**To do**
Copy out lines with the word "Approach" from the material that follows.

Begin

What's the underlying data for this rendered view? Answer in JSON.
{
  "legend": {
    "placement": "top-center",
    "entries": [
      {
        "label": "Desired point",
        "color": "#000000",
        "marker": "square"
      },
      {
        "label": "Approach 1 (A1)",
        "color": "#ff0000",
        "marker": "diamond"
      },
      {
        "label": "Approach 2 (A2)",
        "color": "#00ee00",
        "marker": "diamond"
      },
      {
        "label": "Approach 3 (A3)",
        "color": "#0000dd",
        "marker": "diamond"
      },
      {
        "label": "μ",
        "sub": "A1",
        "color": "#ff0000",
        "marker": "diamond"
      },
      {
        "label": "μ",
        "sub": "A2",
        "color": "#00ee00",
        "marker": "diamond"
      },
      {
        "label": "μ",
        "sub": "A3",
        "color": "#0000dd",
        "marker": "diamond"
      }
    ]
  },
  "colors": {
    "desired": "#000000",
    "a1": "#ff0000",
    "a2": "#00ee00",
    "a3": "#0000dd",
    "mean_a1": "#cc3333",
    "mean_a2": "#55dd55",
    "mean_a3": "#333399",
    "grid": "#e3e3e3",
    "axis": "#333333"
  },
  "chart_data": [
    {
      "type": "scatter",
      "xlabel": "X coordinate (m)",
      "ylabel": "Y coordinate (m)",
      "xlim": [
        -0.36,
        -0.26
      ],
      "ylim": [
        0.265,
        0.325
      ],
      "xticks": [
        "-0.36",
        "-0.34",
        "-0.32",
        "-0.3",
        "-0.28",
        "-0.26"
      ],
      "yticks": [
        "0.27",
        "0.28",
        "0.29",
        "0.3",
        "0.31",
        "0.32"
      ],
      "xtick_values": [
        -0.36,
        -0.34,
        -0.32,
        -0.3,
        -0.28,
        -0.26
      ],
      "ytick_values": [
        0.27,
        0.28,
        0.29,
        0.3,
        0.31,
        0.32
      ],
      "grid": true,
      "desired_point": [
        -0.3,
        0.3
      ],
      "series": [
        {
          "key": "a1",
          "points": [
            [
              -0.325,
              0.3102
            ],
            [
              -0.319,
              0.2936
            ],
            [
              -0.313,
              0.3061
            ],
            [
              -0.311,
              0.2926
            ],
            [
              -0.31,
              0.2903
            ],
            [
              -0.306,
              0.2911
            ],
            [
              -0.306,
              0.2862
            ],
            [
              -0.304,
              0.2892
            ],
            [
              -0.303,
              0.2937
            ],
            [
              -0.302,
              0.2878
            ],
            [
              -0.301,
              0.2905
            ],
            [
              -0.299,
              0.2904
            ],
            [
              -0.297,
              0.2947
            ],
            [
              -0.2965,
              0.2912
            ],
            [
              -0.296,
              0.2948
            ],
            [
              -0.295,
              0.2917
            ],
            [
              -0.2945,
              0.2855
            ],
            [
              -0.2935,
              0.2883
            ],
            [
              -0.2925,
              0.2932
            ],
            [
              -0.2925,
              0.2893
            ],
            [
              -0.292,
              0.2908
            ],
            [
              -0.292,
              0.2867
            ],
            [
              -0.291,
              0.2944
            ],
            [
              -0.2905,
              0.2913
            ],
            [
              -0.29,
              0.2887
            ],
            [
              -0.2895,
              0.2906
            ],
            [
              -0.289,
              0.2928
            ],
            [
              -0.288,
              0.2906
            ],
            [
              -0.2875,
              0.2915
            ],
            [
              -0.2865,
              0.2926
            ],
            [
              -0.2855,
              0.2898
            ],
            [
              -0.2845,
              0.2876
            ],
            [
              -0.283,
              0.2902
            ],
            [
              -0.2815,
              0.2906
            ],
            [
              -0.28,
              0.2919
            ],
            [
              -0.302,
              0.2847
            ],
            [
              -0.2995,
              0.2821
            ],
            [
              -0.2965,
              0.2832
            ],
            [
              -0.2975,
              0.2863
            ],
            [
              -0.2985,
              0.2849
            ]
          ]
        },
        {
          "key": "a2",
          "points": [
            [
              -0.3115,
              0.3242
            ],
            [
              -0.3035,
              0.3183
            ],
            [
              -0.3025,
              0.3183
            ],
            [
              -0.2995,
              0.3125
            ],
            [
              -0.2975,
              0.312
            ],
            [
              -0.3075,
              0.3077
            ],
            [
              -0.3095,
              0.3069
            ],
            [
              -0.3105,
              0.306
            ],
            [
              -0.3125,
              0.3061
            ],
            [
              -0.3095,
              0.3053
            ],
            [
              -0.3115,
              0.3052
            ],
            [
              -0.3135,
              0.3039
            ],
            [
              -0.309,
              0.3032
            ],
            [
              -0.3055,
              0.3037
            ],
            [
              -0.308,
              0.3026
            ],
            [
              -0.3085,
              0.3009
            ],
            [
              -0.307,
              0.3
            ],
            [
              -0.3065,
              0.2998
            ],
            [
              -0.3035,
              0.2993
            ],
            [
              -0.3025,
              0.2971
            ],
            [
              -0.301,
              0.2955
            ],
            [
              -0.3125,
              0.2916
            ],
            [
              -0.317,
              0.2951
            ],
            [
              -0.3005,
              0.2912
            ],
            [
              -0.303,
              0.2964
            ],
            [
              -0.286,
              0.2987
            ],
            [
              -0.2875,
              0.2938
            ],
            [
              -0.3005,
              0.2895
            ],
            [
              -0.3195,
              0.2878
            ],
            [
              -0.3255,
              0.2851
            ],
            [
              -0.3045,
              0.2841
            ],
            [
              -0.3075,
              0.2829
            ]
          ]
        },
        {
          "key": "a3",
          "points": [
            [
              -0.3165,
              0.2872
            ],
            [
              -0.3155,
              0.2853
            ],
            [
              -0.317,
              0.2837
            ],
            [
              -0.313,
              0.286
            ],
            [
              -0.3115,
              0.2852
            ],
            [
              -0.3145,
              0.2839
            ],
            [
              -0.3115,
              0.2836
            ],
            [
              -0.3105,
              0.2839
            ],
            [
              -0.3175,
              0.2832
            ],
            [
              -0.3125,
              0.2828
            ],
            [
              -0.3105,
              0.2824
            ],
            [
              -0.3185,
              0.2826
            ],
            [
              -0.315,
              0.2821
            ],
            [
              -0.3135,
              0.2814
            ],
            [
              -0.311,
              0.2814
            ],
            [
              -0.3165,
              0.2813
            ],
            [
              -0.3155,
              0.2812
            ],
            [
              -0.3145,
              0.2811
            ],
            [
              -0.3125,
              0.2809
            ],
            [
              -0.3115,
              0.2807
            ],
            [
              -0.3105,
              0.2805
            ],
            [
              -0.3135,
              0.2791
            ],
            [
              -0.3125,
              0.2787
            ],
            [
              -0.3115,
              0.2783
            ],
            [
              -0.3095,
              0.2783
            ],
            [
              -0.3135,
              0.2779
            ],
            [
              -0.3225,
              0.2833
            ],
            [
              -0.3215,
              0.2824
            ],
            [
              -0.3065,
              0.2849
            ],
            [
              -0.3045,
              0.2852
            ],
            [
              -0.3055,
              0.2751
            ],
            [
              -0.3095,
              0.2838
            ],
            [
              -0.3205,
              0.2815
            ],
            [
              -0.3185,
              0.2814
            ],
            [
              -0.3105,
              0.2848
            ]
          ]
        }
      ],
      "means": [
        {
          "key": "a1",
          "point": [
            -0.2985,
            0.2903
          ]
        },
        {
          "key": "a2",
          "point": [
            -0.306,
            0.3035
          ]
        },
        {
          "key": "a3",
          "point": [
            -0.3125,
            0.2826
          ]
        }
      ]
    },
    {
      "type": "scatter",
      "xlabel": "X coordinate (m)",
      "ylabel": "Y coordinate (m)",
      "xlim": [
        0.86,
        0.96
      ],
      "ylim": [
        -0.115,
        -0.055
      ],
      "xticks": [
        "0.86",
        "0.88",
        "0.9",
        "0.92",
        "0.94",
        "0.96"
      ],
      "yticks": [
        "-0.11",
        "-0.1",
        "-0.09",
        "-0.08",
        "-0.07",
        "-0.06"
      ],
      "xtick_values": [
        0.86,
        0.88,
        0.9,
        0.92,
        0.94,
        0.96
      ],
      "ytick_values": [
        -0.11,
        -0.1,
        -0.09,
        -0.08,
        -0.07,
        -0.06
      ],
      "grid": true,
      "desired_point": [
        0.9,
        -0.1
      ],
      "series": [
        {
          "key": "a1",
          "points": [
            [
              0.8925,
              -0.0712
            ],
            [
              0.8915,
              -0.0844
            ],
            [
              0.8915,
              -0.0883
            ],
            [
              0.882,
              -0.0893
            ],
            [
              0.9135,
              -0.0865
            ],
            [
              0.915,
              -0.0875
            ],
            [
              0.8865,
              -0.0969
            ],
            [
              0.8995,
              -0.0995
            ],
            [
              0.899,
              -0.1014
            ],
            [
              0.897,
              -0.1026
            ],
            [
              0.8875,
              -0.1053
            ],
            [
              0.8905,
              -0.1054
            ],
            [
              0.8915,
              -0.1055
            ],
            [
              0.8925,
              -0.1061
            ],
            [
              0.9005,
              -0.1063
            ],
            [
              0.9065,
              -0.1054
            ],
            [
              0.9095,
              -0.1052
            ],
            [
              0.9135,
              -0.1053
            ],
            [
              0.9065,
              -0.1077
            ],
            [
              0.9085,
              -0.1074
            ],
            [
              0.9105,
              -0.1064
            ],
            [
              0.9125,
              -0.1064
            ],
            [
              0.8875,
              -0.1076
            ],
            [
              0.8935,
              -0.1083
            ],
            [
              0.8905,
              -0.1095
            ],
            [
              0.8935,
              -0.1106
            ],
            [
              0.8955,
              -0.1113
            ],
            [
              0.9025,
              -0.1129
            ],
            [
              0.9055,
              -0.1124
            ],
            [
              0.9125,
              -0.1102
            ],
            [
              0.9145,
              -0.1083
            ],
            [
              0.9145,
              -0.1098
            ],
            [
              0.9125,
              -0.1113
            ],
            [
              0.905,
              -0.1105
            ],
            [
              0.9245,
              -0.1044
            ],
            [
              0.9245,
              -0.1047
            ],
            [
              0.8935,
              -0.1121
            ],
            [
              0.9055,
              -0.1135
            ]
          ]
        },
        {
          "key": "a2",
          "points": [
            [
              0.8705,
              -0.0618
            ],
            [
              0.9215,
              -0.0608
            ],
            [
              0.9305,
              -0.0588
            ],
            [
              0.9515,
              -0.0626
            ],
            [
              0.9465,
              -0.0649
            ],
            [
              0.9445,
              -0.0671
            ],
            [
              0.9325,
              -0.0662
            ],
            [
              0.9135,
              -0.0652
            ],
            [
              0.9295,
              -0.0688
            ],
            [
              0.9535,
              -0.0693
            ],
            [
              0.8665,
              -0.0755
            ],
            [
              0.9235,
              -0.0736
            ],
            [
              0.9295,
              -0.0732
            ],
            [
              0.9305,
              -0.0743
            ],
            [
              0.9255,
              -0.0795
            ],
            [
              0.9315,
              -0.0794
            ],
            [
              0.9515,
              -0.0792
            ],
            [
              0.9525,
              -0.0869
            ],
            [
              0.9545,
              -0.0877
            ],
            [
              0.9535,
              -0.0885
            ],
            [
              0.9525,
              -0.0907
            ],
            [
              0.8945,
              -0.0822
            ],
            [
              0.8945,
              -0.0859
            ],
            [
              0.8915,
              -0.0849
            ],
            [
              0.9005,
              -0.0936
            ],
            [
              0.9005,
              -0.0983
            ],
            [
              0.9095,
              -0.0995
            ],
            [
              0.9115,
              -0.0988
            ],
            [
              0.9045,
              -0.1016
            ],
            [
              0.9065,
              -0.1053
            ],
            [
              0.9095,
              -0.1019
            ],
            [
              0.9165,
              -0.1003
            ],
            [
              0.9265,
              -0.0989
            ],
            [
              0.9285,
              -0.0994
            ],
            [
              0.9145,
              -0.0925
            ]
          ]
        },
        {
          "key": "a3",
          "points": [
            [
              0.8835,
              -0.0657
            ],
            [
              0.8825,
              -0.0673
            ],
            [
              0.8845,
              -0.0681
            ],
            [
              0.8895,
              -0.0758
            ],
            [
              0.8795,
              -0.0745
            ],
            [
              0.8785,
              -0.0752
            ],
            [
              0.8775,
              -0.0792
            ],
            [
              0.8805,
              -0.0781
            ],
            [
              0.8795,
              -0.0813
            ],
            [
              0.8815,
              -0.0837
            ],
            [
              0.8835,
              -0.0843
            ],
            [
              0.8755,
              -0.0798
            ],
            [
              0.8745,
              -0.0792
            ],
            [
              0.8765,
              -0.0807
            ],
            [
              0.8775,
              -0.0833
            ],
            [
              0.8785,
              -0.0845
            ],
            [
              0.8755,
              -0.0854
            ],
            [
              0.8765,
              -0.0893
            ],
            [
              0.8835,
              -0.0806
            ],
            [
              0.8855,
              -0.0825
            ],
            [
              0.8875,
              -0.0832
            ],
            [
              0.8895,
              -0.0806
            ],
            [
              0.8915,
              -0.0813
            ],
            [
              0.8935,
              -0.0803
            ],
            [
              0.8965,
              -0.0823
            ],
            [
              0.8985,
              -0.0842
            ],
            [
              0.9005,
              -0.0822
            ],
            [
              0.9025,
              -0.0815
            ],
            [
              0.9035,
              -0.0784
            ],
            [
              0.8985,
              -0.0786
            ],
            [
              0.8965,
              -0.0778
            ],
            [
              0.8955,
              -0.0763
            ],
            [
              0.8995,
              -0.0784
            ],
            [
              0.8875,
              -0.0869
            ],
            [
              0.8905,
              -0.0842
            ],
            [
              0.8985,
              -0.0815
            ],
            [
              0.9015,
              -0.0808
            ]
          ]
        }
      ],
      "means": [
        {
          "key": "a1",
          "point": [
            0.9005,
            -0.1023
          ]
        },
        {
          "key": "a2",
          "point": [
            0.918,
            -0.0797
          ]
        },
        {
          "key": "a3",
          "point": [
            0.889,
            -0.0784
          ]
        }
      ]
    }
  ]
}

End

**The response**
        "label": "Approach 1 (A1)",
        "label": "Approach 2 (A2)",
        "label": "Approach 3 (A3)",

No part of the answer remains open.